Material shown:

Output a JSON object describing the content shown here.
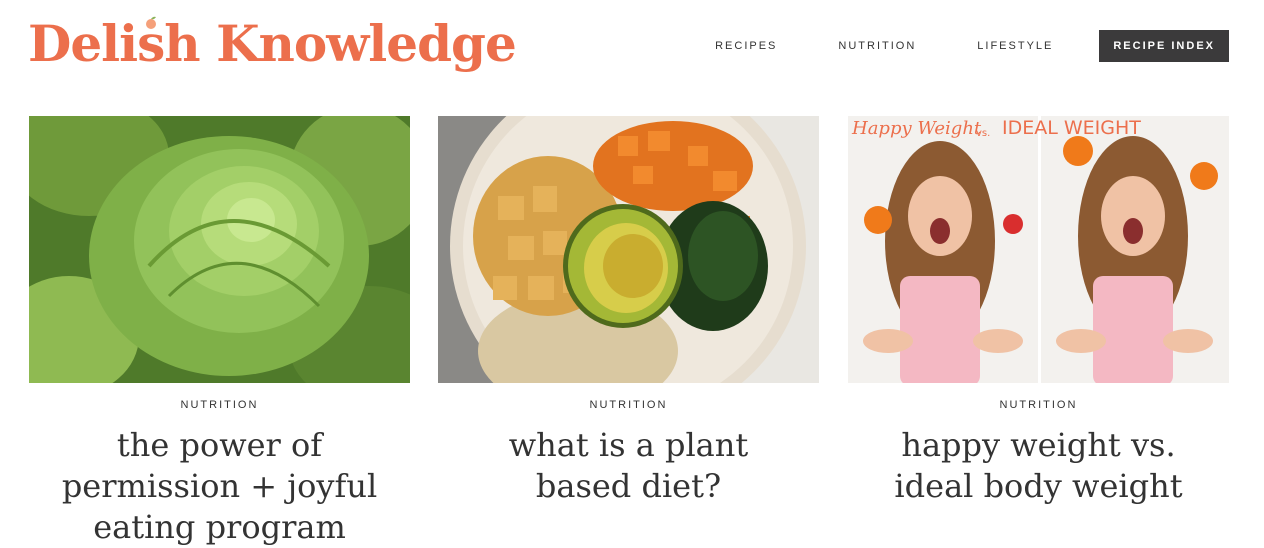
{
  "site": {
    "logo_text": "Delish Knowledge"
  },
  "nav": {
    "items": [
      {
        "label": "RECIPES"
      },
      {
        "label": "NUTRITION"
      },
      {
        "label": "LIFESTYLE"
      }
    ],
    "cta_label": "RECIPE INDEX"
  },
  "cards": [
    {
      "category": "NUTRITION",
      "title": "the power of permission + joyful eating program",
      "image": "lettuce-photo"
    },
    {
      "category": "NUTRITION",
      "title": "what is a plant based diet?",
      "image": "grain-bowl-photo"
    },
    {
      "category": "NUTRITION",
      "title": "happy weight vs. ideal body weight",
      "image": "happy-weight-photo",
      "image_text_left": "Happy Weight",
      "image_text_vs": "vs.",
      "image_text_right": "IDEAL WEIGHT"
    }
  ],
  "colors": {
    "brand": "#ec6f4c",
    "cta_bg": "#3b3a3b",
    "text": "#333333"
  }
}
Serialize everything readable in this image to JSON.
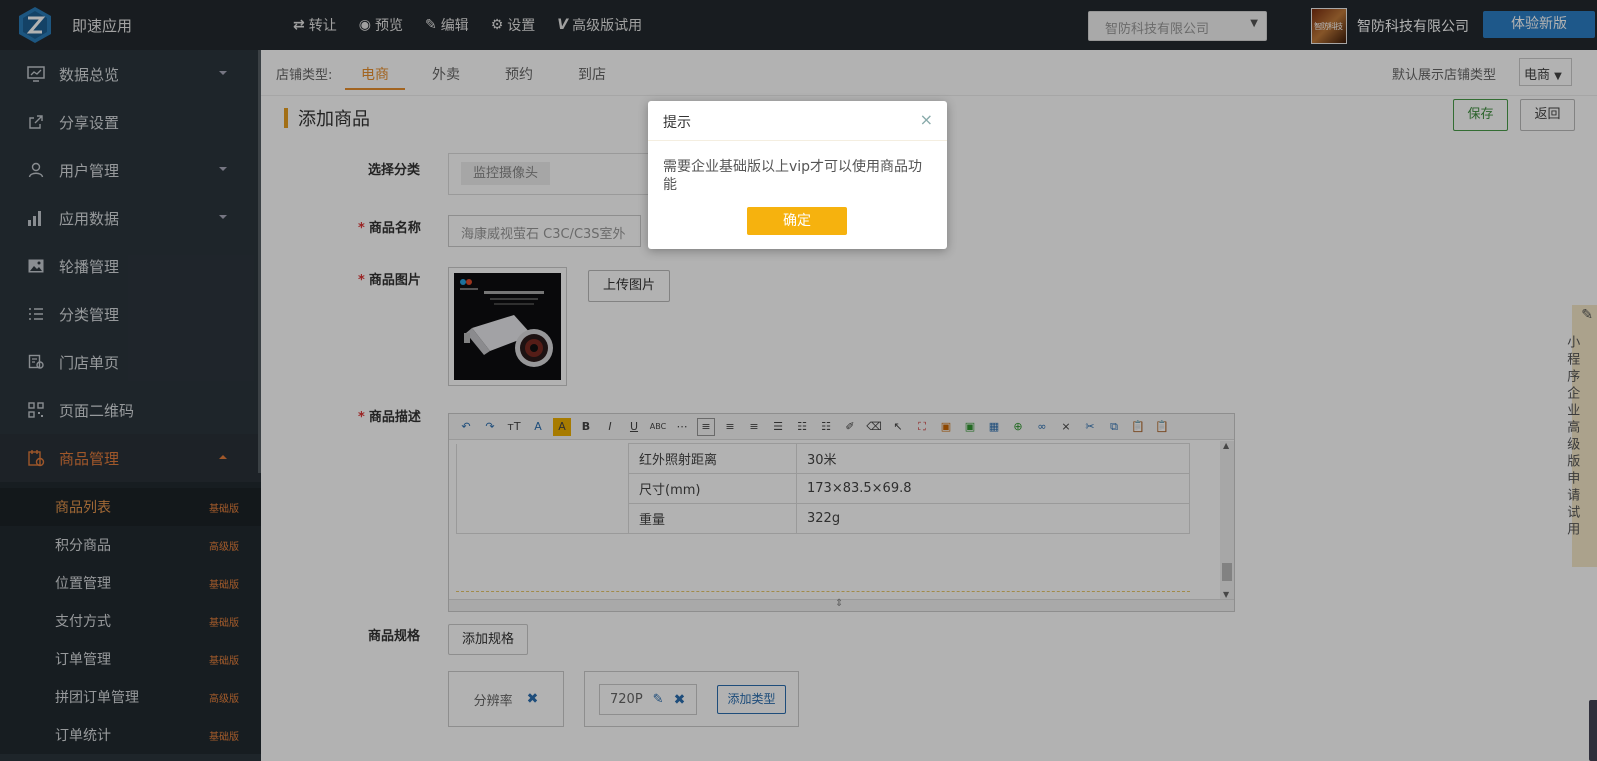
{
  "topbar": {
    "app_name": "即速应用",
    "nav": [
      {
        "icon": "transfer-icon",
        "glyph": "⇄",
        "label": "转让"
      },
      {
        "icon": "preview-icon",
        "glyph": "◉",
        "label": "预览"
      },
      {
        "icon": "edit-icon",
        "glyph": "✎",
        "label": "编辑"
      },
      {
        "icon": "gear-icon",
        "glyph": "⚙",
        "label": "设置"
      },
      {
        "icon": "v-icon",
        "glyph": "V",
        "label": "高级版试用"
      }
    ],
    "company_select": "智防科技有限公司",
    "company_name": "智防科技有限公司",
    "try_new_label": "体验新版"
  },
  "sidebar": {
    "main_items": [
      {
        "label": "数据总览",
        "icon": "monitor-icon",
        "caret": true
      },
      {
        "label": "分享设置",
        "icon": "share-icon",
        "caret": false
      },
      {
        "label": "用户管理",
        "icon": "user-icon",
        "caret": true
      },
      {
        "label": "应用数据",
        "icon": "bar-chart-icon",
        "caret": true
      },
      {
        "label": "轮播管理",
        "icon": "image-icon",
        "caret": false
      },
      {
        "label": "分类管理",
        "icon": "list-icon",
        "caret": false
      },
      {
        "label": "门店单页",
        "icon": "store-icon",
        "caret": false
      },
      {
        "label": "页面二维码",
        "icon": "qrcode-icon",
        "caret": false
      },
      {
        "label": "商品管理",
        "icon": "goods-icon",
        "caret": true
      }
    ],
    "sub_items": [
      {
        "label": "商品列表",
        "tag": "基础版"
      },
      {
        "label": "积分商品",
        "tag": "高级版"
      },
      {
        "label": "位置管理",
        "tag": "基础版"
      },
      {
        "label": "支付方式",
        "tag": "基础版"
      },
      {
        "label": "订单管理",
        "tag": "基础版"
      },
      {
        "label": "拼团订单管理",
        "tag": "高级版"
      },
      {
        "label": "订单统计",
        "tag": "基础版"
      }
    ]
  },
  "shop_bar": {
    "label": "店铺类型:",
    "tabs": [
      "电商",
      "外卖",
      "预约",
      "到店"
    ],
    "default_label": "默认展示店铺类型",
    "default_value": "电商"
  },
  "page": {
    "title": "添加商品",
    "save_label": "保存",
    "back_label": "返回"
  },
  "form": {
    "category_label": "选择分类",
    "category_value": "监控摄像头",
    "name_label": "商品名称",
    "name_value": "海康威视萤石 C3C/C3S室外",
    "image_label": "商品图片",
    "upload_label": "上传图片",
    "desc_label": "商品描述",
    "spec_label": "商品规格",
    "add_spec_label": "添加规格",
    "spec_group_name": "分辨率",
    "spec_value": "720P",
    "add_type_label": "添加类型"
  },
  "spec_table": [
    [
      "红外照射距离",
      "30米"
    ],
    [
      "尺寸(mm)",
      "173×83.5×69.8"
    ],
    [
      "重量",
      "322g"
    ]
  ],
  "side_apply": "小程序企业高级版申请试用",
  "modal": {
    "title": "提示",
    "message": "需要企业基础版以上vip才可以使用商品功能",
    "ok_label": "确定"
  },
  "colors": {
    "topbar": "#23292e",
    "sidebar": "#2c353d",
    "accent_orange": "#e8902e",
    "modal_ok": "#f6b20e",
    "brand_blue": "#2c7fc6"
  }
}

Exercise objective: Without including the pictures, return each record above exactly as it stands.

The response:
Output a JSON object describing the content shown here.
{
  "site": {
    "logo_text": "Delish Knowledge"
  },
  "nav": {
    "items": [
      {
        "label": "RECIPES"
      },
      {
        "label": "NUTRITION"
      },
      {
        "label": "LIFESTYLE"
      }
    ],
    "cta_label": "RECIPE INDEX"
  },
  "cards": [
    {
      "category": "NUTRITION",
      "title": "the power of permission + joyful eating program",
      "image": "lettuce-photo"
    },
    {
      "category": "NUTRITION",
      "title": "what is a plant based diet?",
      "image": "grain-bowl-photo"
    },
    {
      "category": "NUTRITION",
      "title": "happy weight vs. ideal body weight",
      "image": "happy-weight-photo",
      "image_text_left": "Happy Weight",
      "image_text_vs": "vs.",
      "image_text_right": "IDEAL WEIGHT"
    }
  ],
  "colors": {
    "brand": "#ec6f4c",
    "cta_bg": "#3b3a3b",
    "text": "#333333"
  }
}
Serialize everything readable in this image to JSON.
{
  "topbar": {
    "app_name": "即速应用",
    "nav": [
      {
        "icon": "transfer-icon",
        "glyph": "⇄",
        "label": "转让"
      },
      {
        "icon": "preview-icon",
        "glyph": "◉",
        "label": "预览"
      },
      {
        "icon": "edit-icon",
        "glyph": "✎",
        "label": "编辑"
      },
      {
        "icon": "gear-icon",
        "glyph": "⚙",
        "label": "设置"
      },
      {
        "icon": "v-icon",
        "glyph": "V",
        "label": "高级版试用"
      }
    ],
    "company_select": "智防科技有限公司",
    "company_name": "智防科技有限公司",
    "try_new_label": "体验新版"
  },
  "sidebar": {
    "main_items": [
      {
        "label": "数据总览",
        "icon": "monitor-icon",
        "caret": true
      },
      {
        "label": "分享设置",
        "icon": "share-icon",
        "caret": false
      },
      {
        "label": "用户管理",
        "icon": "user-icon",
        "caret": true
      },
      {
        "label": "应用数据",
        "icon": "bar-chart-icon",
        "caret": true
      },
      {
        "label": "轮播管理",
        "icon": "image-icon",
        "caret": false
      },
      {
        "label": "分类管理",
        "icon": "list-icon",
        "caret": false
      },
      {
        "label": "门店单页",
        "icon": "store-icon",
        "caret": false
      },
      {
        "label": "页面二维码",
        "icon": "qrcode-icon",
        "caret": false
      },
      {
        "label": "商品管理",
        "icon": "goods-icon",
        "caret": true
      }
    ],
    "sub_items": [
      {
        "label": "商品列表",
        "tag": "基础版"
      },
      {
        "label": "积分商品",
        "tag": "高级版"
      },
      {
        "label": "位置管理",
        "tag": "基础版"
      },
      {
        "label": "支付方式",
        "tag": "基础版"
      },
      {
        "label": "订单管理",
        "tag": "基础版"
      },
      {
        "label": "拼团订单管理",
        "tag": "高级版"
      },
      {
        "label": "订单统计",
        "tag": "基础版"
      }
    ]
  },
  "shop_bar": {
    "label": "店铺类型:",
    "tabs": [
      "电商",
      "外卖",
      "预约",
      "到店"
    ],
    "default_label": "默认展示店铺类型",
    "default_value": "电商"
  },
  "page": {
    "title": "添加商品",
    "save_label": "保存",
    "back_label": "返回"
  },
  "form": {
    "category_label": "选择分类",
    "category_value": "监控摄像头",
    "name_label": "商品名称",
    "name_value": "海康威视萤石 C3C/C3S室外",
    "image_label": "商品图片",
    "upload_label": "上传图片",
    "desc_label": "商品描述",
    "spec_label": "商品规格",
    "add_spec_label": "添加规格",
    "spec_group_name": "分辨率",
    "spec_value": "720P",
    "add_type_label": "添加类型"
  },
  "spec_table": [
    [
      "红外照射距离",
      "30米"
    ],
    [
      "尺寸(mm)",
      "173×83.5×69.8"
    ],
    [
      "重量",
      "322g"
    ]
  ],
  "side_apply": "小程序企业高级版申请试用",
  "modal": {
    "title": "提示",
    "message": "需要企业基础版以上vip才可以使用商品功能",
    "ok_label": "确定"
  },
  "colors": {
    "topbar": "#23292e",
    "sidebar": "#2c353d",
    "accent_orange": "#e8902e",
    "modal_ok": "#f6b20e",
    "brand_blue": "#2c7fc6"
  }
}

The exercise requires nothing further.